(Stored records)
====

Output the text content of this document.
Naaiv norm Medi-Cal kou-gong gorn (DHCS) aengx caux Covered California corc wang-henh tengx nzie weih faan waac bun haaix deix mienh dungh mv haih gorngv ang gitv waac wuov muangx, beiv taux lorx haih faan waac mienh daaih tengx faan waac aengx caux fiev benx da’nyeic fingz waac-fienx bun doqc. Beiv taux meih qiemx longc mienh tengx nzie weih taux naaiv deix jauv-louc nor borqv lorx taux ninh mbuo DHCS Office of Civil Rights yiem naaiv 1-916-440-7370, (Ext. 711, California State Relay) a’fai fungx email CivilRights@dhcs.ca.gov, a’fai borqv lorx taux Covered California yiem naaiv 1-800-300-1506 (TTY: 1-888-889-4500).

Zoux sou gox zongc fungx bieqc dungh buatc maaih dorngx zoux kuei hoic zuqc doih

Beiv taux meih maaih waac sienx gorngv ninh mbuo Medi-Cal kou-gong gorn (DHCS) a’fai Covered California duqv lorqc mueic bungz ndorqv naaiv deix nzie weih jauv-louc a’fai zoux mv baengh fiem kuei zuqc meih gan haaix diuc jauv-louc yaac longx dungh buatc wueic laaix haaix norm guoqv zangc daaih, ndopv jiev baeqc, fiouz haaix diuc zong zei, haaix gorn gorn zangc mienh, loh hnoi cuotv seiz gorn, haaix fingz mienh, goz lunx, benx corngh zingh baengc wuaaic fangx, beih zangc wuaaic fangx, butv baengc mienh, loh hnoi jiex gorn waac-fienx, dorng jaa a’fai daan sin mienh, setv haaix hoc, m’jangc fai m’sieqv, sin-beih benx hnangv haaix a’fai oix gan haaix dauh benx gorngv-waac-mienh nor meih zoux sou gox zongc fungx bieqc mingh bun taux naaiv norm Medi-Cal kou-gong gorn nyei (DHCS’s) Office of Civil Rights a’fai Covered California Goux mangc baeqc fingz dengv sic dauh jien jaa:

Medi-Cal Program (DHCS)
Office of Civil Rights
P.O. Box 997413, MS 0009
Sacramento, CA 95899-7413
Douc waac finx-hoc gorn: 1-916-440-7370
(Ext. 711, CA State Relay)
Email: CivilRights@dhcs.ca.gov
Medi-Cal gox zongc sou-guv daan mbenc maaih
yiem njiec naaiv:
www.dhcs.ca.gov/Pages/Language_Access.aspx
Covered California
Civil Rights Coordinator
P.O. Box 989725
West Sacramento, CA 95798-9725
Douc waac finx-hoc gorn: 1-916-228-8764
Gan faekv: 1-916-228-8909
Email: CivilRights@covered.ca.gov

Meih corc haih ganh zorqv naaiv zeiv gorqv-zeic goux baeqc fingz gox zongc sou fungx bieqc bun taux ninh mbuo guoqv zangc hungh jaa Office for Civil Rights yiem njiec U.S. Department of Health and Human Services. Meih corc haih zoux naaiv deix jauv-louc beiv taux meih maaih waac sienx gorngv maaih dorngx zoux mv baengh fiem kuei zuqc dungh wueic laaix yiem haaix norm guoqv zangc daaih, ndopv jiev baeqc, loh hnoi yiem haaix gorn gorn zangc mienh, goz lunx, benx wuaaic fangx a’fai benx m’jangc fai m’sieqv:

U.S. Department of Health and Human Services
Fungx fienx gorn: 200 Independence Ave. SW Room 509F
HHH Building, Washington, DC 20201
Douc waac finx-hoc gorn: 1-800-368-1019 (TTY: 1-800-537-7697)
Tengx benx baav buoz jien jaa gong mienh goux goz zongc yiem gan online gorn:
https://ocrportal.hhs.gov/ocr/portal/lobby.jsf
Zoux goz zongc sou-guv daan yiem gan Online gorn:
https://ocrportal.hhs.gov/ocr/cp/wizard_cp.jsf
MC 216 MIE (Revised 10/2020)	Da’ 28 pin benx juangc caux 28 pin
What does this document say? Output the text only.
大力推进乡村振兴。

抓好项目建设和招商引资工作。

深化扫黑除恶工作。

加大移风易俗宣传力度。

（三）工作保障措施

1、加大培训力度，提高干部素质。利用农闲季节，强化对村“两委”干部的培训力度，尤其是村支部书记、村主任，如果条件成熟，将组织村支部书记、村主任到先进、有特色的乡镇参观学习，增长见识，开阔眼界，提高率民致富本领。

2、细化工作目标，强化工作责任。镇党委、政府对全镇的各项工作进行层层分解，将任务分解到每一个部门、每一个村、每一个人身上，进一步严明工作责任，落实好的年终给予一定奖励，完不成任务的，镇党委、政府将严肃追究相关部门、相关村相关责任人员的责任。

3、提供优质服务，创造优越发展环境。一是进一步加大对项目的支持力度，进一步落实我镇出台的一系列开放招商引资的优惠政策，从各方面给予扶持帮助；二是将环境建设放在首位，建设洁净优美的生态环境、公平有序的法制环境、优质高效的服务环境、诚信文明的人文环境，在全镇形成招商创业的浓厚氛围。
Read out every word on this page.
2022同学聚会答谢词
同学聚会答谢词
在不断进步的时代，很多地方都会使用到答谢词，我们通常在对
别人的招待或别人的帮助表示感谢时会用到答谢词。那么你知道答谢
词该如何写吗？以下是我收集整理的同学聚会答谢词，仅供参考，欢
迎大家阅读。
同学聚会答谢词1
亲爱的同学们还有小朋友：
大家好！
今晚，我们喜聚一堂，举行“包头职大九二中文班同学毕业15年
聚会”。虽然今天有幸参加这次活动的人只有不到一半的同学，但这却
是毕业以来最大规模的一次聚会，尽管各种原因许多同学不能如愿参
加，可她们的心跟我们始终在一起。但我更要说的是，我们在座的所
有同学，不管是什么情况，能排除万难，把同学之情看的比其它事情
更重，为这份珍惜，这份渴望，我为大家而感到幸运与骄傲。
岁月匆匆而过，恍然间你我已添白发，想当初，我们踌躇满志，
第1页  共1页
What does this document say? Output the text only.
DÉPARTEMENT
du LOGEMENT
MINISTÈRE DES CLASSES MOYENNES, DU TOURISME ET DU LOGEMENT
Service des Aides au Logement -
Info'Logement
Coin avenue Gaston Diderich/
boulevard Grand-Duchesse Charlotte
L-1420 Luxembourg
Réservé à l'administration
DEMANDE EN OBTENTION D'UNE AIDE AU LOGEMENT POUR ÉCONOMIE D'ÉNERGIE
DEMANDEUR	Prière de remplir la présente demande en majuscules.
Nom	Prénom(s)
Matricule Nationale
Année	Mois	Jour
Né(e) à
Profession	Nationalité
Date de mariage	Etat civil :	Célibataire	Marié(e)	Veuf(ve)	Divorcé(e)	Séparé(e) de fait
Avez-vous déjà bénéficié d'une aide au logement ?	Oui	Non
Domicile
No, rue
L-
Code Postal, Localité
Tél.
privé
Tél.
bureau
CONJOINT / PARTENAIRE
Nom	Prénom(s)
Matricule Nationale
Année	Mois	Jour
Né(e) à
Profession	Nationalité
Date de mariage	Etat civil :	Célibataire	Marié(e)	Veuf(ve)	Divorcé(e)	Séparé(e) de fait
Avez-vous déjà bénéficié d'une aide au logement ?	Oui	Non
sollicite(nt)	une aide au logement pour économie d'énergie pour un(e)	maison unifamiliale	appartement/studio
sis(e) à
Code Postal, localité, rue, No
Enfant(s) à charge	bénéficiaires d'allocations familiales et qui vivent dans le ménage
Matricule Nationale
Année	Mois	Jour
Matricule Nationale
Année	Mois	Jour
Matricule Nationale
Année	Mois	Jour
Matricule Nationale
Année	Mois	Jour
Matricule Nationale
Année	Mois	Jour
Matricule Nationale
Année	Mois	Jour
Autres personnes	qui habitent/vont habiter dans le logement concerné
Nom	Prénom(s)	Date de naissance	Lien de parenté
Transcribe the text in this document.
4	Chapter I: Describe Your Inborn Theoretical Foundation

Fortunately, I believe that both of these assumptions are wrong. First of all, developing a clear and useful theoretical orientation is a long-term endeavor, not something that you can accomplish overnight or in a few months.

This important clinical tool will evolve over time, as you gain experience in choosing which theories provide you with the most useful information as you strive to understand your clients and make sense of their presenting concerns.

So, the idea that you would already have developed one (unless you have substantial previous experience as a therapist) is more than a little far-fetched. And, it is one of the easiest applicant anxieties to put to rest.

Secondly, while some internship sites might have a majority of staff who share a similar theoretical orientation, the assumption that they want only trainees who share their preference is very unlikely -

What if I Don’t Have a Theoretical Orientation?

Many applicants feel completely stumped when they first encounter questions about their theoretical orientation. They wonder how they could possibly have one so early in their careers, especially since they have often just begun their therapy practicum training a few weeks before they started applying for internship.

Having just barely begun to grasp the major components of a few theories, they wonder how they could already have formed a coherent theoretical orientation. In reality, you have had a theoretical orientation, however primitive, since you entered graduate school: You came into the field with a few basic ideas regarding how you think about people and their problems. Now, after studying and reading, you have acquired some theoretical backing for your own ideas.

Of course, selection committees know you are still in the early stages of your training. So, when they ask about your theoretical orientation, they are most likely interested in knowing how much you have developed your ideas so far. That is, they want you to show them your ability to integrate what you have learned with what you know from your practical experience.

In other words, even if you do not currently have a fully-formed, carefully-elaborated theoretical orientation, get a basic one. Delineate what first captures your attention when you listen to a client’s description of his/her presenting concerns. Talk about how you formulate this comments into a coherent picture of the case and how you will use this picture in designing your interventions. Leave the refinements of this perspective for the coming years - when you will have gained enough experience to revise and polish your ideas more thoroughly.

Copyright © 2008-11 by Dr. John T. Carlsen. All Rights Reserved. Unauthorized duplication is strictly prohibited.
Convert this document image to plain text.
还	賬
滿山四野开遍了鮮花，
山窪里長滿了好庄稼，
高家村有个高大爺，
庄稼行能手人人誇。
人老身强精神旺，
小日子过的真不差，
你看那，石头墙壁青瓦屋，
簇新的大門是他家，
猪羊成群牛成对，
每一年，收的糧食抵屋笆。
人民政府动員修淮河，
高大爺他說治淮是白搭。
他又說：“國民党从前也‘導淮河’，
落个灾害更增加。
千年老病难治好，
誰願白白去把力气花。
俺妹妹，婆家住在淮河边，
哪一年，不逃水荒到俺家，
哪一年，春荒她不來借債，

====

### [WORK TO BE COMPLETED]
Lines containing the string "want" should be counted; reply with their number and nothing more.

### [RESPONSE BELOW]
2